* Set problem *
Without the pictures, return each record as it appears.
======== Information provided ========
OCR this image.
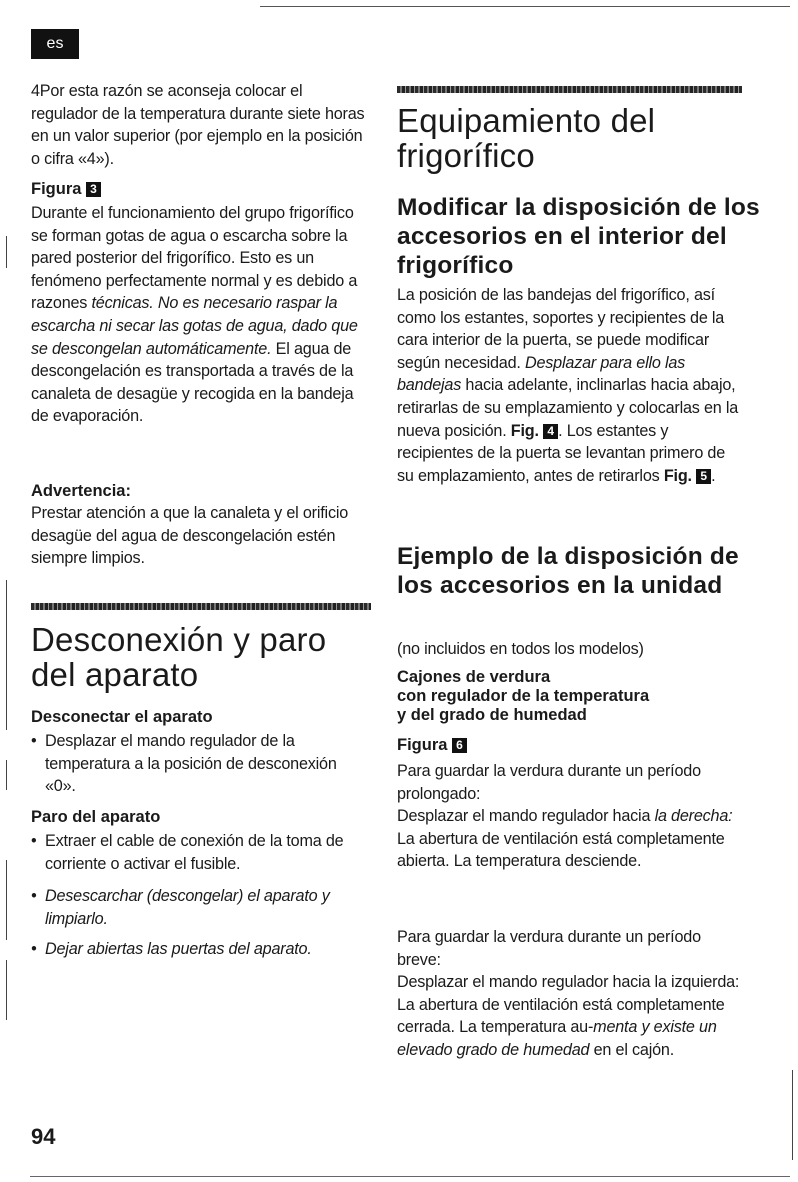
es

4Por esta razón se aconseja colocar el regulador de la temperatura durante siete horas en un valor superior (por ejemplo en la posición o cifra «4»).

Figura 3

Durante el funcionamiento del grupo frigorífico se forman gotas de agua o escarcha sobre la pared posterior del frigorífico. Esto es un fenómeno perfectamente normal y es debido a razones técnicas. No es necesario raspar la escarcha ni secar las gotas de agua, dado que se descongelan automáticamente. El agua de descongelación es transportada a través de la canaleta de desagüe y recogida en la bandeja de evaporación.

Advertencia:

Prestar atención a que la canaleta y el orificio desagüe del agua de descongelación estén siempre limpios.

Desconexión y paro del aparato
Desconectar el aparato

• Desplazar el mando regulador de la temperatura a la posición de desconexión «0».

Paro del aparato

• Extraer el cable de conexión de la toma de corriente o activar el fusible.

• Desescarchar (descongelar) el aparato y limpiarlo.

• Dejar abiertas las puertas del aparato.

Equipamiento del frigorífico
Modificar la disposición de los accesorios en el interior del frigorífico

La posición de las bandejas del frigorífico, así como los estantes, soportes y recipientes de la cara interior de la puerta, se puede modificar según necesidad. Desplazar para ello las bandejas hacia adelante, inclinarlas hacia abajo, retirarlas de su emplazamiento y colocarlas en la nueva posición. Fig. 4 . Los estantes y recipientes de la puerta se levantan primero de su emplazamiento, antes de retirarlos Fig. 5 .

Ejemplo de la disposición de los accesorios en la unidad

(no incluidos en todos los modelos)

Cajones de verdura
con regulador de la temperatura
y del grado de humedad
Figura 6
Para guardar la verdura durante un período prolongado:
Desplazar el mando regulador hacia la derecha:
La abertura de ventilación está completamente abierta. La temperatura desciende.
Para guardar la verdura durante un período breve:
Desplazar el mando regulador hacia la izquierda:
La abertura de ventilación está completamente cerrada. La temperatura au-menta y existe un elevado grado de humedad en el cajón.
94
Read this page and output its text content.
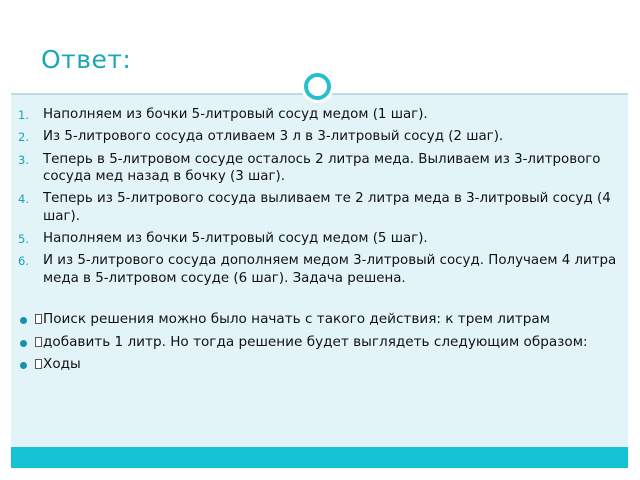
Ответ:
1. Наполняем из бочки 5-литровый сосуд медом (1 шаг).
2. Из 5-литрового сосуда отливаем 3 л в 3-литровый сосуд (2 шаг).
3. Теперь в 5-литровом сосуде осталось 2 литра меда. Выливаем из 3-литрового сосуда мед назад в бочку (3 шаг).
4. Теперь из 5-литрового сосуда выливаем те 2 литра меда в 3-литровый сосуд (4 шаг).
5. Наполняем из бочки 5-литровый сосуд медом (5 шаг).
6. И из 5-литрового сосуда дополняем медом 3-литровый сосуд. Получаем 4 литра меда в 5-литровом сосуде (6 шаг). Задача решена.
Поиск решения можно было начать с такого действия: к трем литрам
добавить 1 литр. Но тогда решение будет выглядеть следующим образом:
Ходы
========
* Task response *
OCR this image.
es

4Por esta razón se aconseja colocar el regulador de la temperatura durante siete horas en un valor superior (por ejemplo en la posición o cifra «4»).

Figura 3

Durante el funcionamiento del grupo frigorífico se forman gotas de agua o escarcha sobre la pared posterior del frigorífico. Esto es un fenómeno perfectamente normal y es debido a razones técnicas. No es necesario raspar la escarcha ni secar las gotas de agua, dado que se descongelan automáticamente. El agua de descongelación es transportada a través de la canaleta de desagüe y recogida en la bandeja de evaporación.

Advertencia:

Prestar atención a que la canaleta y el orificio desagüe del agua de descongelación estén siempre limpios.

Desconexión y paro del aparato
Desconectar el aparato

• Desplazar el mando regulador de la temperatura a la posición de desconexión «0».

Paro del aparato

• Extraer el cable de conexión de la toma de corriente o activar el fusible.

• Desescarchar (descongelar) el aparato y limpiarlo.

• Dejar abiertas las puertas del aparato.

Equipamiento del frigorífico
Modificar la disposición de los accesorios en el interior del frigorífico

La posición de las bandejas del frigorífico, así como los estantes, soportes y recipientes de la cara interior de la puerta, se puede modificar según necesidad. Desplazar para ello las bandejas hacia adelante, inclinarlas hacia abajo, retirarlas de su emplazamiento y colocarlas en la nueva posición. Fig. 4 . Los estantes y recipientes de la puerta se levantan primero de su emplazamiento, antes de retirarlos Fig. 5 .

Ejemplo de la disposición de los accesorios en la unidad

(no incluidos en todos los modelos)

Cajones de verdura
con regulador de la temperatura
y del grado de humedad
Figura 6
Para guardar la verdura durante un período prolongado:
Desplazar el mando regulador hacia la derecha:
La abertura de ventilación está completamente abierta. La temperatura desciende.
Para guardar la verdura durante un período breve:
Desplazar el mando regulador hacia la izquierda:
La abertura de ventilación está completamente cerrada. La temperatura au-menta y existe un elevado grado de humedad en el cajón.
94
Read this page and output its text content.
Ответ:
1. Наполняем из бочки 5-литровый сосуд медом (1 шаг).
2. Из 5-литрового сосуда отливаем 3 л в 3-литровый сосуд (2 шаг).
3. Теперь в 5-литровом сосуде осталось 2 литра меда. Выливаем из 3-литрового сосуда мед назад в бочку (3 шаг).
4. Теперь из 5-литрового сосуда выливаем те 2 литра меда в 3-литровый сосуд (4 шаг).
5. Наполняем из бочки 5-литровый сосуд медом (5 шаг).
6. И из 5-литрового сосуда дополняем медом 3-литровый сосуд. Получаем 4 литра меда в 5-литровом сосуде (6 шаг). Задача решена.
Поиск решения можно было начать с такого действия: к трем литрам
добавить 1 литр. Но тогда решение будет выглядеть следующим образом:
Ходы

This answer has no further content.